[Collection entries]

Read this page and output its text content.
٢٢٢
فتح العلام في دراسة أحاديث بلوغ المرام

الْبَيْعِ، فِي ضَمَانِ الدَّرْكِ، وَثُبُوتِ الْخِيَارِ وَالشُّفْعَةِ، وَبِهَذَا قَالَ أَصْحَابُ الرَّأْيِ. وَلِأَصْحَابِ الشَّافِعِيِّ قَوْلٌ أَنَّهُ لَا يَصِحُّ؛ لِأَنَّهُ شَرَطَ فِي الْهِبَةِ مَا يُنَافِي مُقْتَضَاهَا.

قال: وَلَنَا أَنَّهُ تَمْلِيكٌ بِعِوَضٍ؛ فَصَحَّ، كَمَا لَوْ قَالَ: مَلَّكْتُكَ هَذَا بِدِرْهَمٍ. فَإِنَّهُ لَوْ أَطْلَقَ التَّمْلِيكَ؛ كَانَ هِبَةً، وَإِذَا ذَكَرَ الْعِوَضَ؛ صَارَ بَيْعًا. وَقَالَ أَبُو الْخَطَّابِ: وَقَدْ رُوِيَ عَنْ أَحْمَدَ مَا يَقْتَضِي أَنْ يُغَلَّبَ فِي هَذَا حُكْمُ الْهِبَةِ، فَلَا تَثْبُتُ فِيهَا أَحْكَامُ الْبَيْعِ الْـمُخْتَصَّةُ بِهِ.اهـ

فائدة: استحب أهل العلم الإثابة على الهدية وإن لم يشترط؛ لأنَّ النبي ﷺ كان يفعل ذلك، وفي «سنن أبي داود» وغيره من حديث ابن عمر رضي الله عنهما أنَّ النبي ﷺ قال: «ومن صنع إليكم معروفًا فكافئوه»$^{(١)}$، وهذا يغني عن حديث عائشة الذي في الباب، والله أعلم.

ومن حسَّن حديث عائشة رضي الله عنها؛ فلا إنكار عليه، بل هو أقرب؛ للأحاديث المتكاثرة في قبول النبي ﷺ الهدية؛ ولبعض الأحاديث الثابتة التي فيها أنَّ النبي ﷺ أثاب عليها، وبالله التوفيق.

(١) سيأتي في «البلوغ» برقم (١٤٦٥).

[WHAT IS ASKED]: Write out every entry above, word for word.

[ANSWER BELOW]:
Read this page and output its text content.
٢٢٢
فتح العلام في دراسة أحاديث بلوغ المرام

الْبَيْعِ، فِي ضَمَانِ الدَّرْكِ، وَثُبُوتِ الْخِيَارِ وَالشُّفْعَةِ، وَبِهَذَا قَالَ أَصْحَابُ الرَّأْيِ. وَلِأَصْحَابِ الشَّافِعِيِّ قَوْلٌ أَنَّهُ لَا يَصِحُّ؛ لِأَنَّهُ شَرَطَ فِي الْهِبَةِ مَا يُنَافِي مُقْتَضَاهَا.

قال: وَلَنَا أَنَّهُ تَمْلِيكٌ بِعِوَضٍ؛ فَصَحَّ، كَمَا لَوْ قَالَ: مَلَّكْتُكَ هَذَا بِدِرْهَمٍ. فَإِنَّهُ لَوْ أَطْلَقَ التَّمْلِيكَ؛ كَانَ هِبَةً، وَإِذَا ذَكَرَ الْعِوَضَ؛ صَارَ بَيْعًا. وَقَالَ أَبُو الْخَطَّابِ: وَقَدْ رُوِيَ عَنْ أَحْمَدَ مَا يَقْتَضِي أَنْ يُغَلَّبَ فِي هَذَا حُكْمُ الْهِبَةِ، فَلَا تَثْبُتُ فِيهَا أَحْكَامُ الْبَيْعِ الْـمُخْتَصَّةُ بِهِ.اهـ

فائدة: استحب أهل العلم الإثابة على الهدية وإن لم يشترط؛ لأنَّ النبي ﷺ كان يفعل ذلك، وفي «سنن أبي داود» وغيره من حديث ابن عمر رضي الله عنهما أنَّ النبي ﷺ قال: «ومن صنع إليكم معروفًا فكافئوه»$^{(١)}$، وهذا يغني عن حديث عائشة الذي في الباب، والله أعلم.

ومن حسَّن حديث عائشة رضي الله عنها؛ فلا إنكار عليه، بل هو أقرب؛ للأحاديث المتكاثرة في قبول النبي ﷺ الهدية؛ ولبعض الأحاديث الثابتة التي فيها أنَّ النبي ﷺ أثاب عليها، وبالله التوفيق.

(١) سيأتي في «البلوغ» برقم (١٤٦٥).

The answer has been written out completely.